▶ EXERCISE OBJECTIVE:
Carry none of the pictures over; write out the complete data exactly.

▶ DATA SECTION:

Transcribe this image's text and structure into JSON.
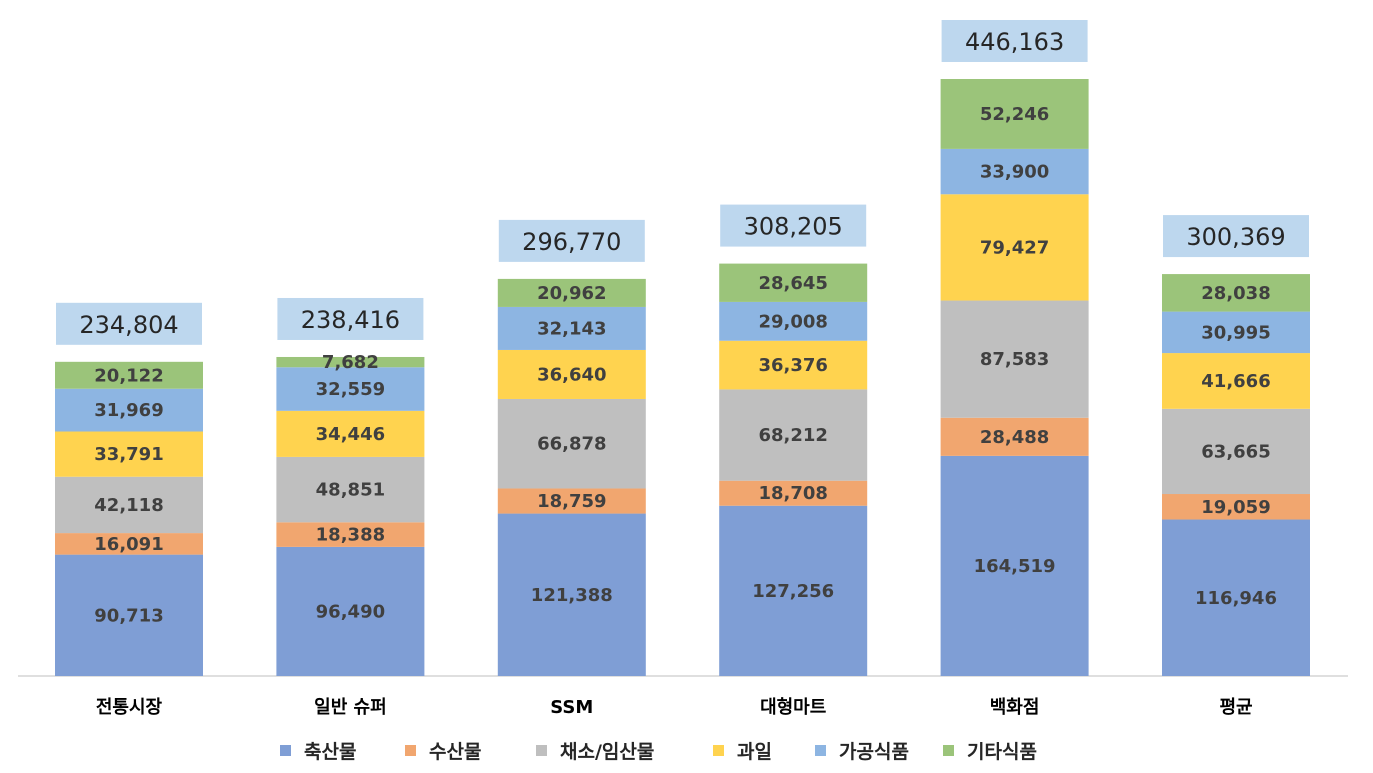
{
  "chart_data": {
    "type": "bar",
    "stacked": true,
    "title": "",
    "xlabel": "",
    "ylabel": "",
    "ylim": [
      0,
      470000
    ],
    "grid": false,
    "legend_position": "bottom",
    "categories": [
      "전통시장",
      "일반 슈퍼",
      "SSM",
      "대형마트",
      "백화점",
      "평균"
    ],
    "series": [
      {
        "name": "축산물",
        "color": "#7F9ED5",
        "values": [
          90713,
          96490,
          121388,
          127256,
          164519,
          116946
        ]
      },
      {
        "name": "수산물",
        "color": "#F1A66F",
        "values": [
          16091,
          18388,
          18759,
          18708,
          28488,
          19059
        ]
      },
      {
        "name": "채소/임산물",
        "color": "#BFBFBF",
        "values": [
          42118,
          48851,
          66878,
          68212,
          87583,
          63665
        ]
      },
      {
        "name": "과일",
        "color": "#FFD34F",
        "values": [
          33791,
          34446,
          36640,
          36376,
          79427,
          41666
        ]
      },
      {
        "name": "가공식품",
        "color": "#8DB5E2",
        "values": [
          31969,
          32559,
          32143,
          29008,
          33900,
          30995
        ]
      },
      {
        "name": "기타식품",
        "color": "#9BC47A",
        "values": [
          20122,
          7682,
          20962,
          28645,
          52246,
          28038
        ]
      }
    ],
    "totals": [
      234804,
      238416,
      296770,
      308205,
      446163,
      300369
    ],
    "total_label_bg": "#BDD7EE"
  }
}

▶ RESPONSE TO THE TASK:
Transcribe this image's text and structure into JSON.
{
  "chart_data": {
    "type": "bar",
    "stacked": true,
    "title": "",
    "xlabel": "",
    "ylabel": "",
    "ylim": [
      0,
      470000
    ],
    "grid": false,
    "legend_position": "bottom",
    "categories": [
      "전통시장",
      "일반 슈퍼",
      "SSM",
      "대형마트",
      "백화점",
      "평균"
    ],
    "series": [
      {
        "name": "축산물",
        "color": "#7F9ED5",
        "values": [
          90713,
          96490,
          121388,
          127256,
          164519,
          116946
        ]
      },
      {
        "name": "수산물",
        "color": "#F1A66F",
        "values": [
          16091,
          18388,
          18759,
          18708,
          28488,
          19059
        ]
      },
      {
        "name": "채소/임산물",
        "color": "#BFBFBF",
        "values": [
          42118,
          48851,
          66878,
          68212,
          87583,
          63665
        ]
      },
      {
        "name": "과일",
        "color": "#FFD34F",
        "values": [
          33791,
          34446,
          36640,
          36376,
          79427,
          41666
        ]
      },
      {
        "name": "가공식품",
        "color": "#8DB5E2",
        "values": [
          31969,
          32559,
          32143,
          29008,
          33900,
          30995
        ]
      },
      {
        "name": "기타식품",
        "color": "#9BC47A",
        "values": [
          20122,
          7682,
          20962,
          28645,
          52246,
          28038
        ]
      }
    ],
    "totals": [
      234804,
      238416,
      296770,
      308205,
      446163,
      300369
    ],
    "total_label_bg": "#BDD7EE"
  }
}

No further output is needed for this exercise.